SET TASK =>
Print out each record below, unaltered and complete, without its images.

* start INPUT MATERIAL *

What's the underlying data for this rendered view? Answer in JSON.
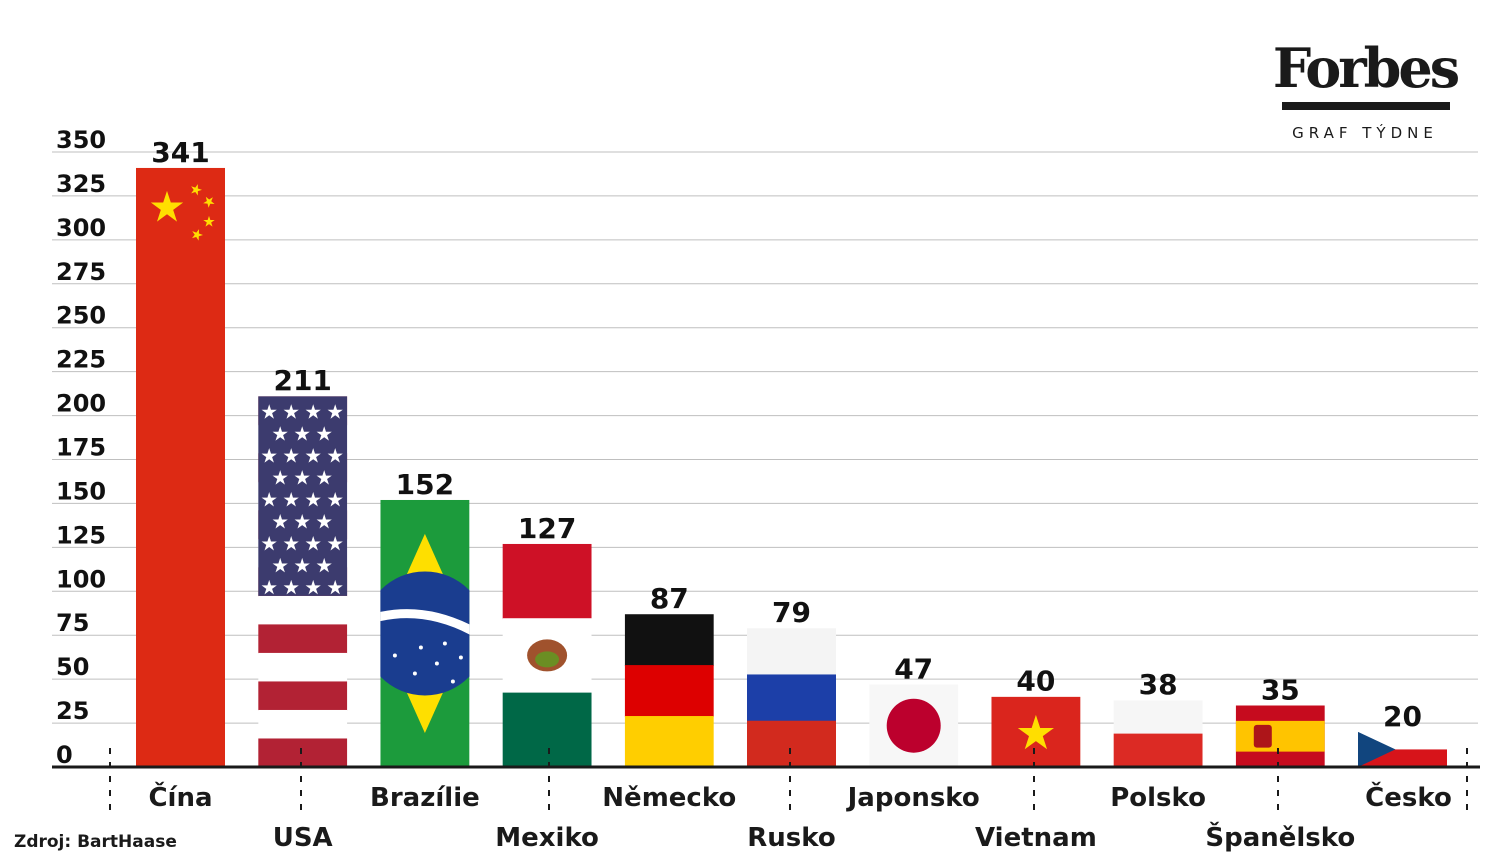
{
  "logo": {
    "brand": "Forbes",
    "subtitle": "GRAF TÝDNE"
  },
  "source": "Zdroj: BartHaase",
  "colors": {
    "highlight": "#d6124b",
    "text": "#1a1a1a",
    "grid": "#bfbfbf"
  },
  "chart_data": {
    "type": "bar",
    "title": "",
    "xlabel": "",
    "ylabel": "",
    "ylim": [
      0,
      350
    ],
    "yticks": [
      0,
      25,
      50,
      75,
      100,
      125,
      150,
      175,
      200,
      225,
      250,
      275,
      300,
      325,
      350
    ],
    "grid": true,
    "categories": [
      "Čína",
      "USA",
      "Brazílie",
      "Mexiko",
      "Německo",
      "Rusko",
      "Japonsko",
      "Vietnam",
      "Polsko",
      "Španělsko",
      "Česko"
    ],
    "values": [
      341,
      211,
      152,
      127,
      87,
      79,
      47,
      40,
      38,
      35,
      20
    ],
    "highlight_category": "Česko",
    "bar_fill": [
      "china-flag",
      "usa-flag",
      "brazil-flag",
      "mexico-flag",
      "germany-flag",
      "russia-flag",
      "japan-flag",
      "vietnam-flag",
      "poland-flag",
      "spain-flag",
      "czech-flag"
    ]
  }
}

* end INPUT MATERIAL *

REPLY =>
What's the underlying data for this rendered view? Answer in JSON.
{
  "logo": {
    "brand": "Forbes",
    "subtitle": "GRAF TÝDNE"
  },
  "source": "Zdroj: BartHaase",
  "colors": {
    "highlight": "#d6124b",
    "text": "#1a1a1a",
    "grid": "#bfbfbf"
  },
  "chart_data": {
    "type": "bar",
    "title": "",
    "xlabel": "",
    "ylabel": "",
    "ylim": [
      0,
      350
    ],
    "yticks": [
      0,
      25,
      50,
      75,
      100,
      125,
      150,
      175,
      200,
      225,
      250,
      275,
      300,
      325,
      350
    ],
    "grid": true,
    "categories": [
      "Čína",
      "USA",
      "Brazílie",
      "Mexiko",
      "Německo",
      "Rusko",
      "Japonsko",
      "Vietnam",
      "Polsko",
      "Španělsko",
      "Česko"
    ],
    "values": [
      341,
      211,
      152,
      127,
      87,
      79,
      47,
      40,
      38,
      35,
      20
    ],
    "highlight_category": "Česko",
    "bar_fill": [
      "china-flag",
      "usa-flag",
      "brazil-flag",
      "mexico-flag",
      "germany-flag",
      "russia-flag",
      "japan-flag",
      "vietnam-flag",
      "poland-flag",
      "spain-flag",
      "czech-flag"
    ]
  }
}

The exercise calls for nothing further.